(Records)
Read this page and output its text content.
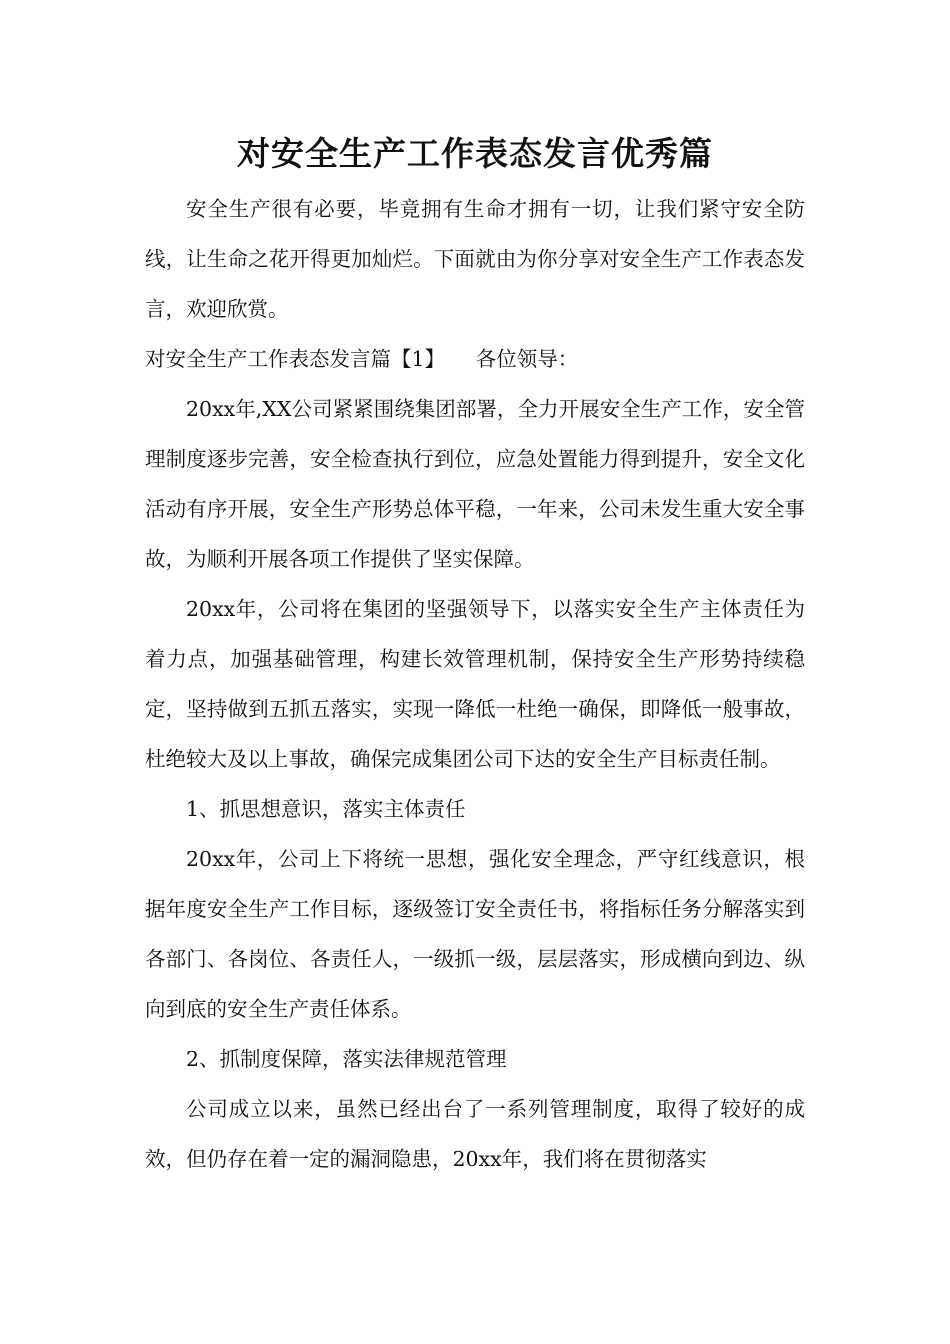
对安全生产工作表态发言优秀篇

安全生产很有必要，毕竟拥有生命才拥有一切，让我们紧守安全防线，让生命之花开得更加灿烂。下面就由为你分享对安全生产工作表态发言，欢迎欣赏。

对安全生产工作表态发言篇【1】　　各位领导：

20xx年,XX公司紧紧围绕集团部署，全力开展安全生产工作，安全管理制度逐步完善，安全检查执行到位，应急处置能力得到提升，安全文化活动有序开展，安全生产形势总体平稳，一年来，公司未发生重大安全事故，为顺利开展各项工作提供了坚实保障。

20xx年，公司将在集团的坚强领导下，以落实安全生产主体责任为着力点，加强基础管理，构建长效管理机制，保持安全生产形势持续稳定，坚持做到五抓五落实，实现一降低一杜绝一确保，即降低一般事故，杜绝较大及以上事故，确保完成集团公司下达的安全生产目标责任制。

1、抓思想意识，落实主体责任

20xx年，公司上下将统一思想，强化安全理念，严守红线意识，根据年度安全生产工作目标，逐级签订安全责任书，将指标任务分解落实到各部门、各岗位、各责任人，一级抓一级，层层落实，形成横向到边、纵向到底的安全生产责任体系。

2、抓制度保障，落实法律规范管理

公司成立以来，虽然已经出台了一系列管理制度，取得了较好的成效，但仍存在着一定的漏洞隐患，20xx年，我们将在贯彻落实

WHAT THE TASK ASKS:
Set every line down exactly as written, leaving each picture out.

SOLUTION TO THE PROBLEM:
Read this page and output its text content.
对安全生产工作表态发言优秀篇

安全生产很有必要，毕竟拥有生命才拥有一切，让我们紧守安全防线，让生命之花开得更加灿烂。下面就由为你分享对安全生产工作表态发言，欢迎欣赏。

对安全生产工作表态发言篇【1】　　各位领导：

20xx年,XX公司紧紧围绕集团部署，全力开展安全生产工作，安全管理制度逐步完善，安全检查执行到位，应急处置能力得到提升，安全文化活动有序开展，安全生产形势总体平稳，一年来，公司未发生重大安全事故，为顺利开展各项工作提供了坚实保障。

20xx年，公司将在集团的坚强领导下，以落实安全生产主体责任为着力点，加强基础管理，构建长效管理机制，保持安全生产形势持续稳定，坚持做到五抓五落实，实现一降低一杜绝一确保，即降低一般事故，杜绝较大及以上事故，确保完成集团公司下达的安全生产目标责任制。

1、抓思想意识，落实主体责任

20xx年，公司上下将统一思想，强化安全理念，严守红线意识，根据年度安全生产工作目标，逐级签订安全责任书，将指标任务分解落实到各部门、各岗位、各责任人，一级抓一级，层层落实，形成横向到边、纵向到底的安全生产责任体系。

2、抓制度保障，落实法律规范管理

公司成立以来，虽然已经出台了一系列管理制度，取得了较好的成效，但仍存在着一定的漏洞隐患，20xx年，我们将在贯彻落实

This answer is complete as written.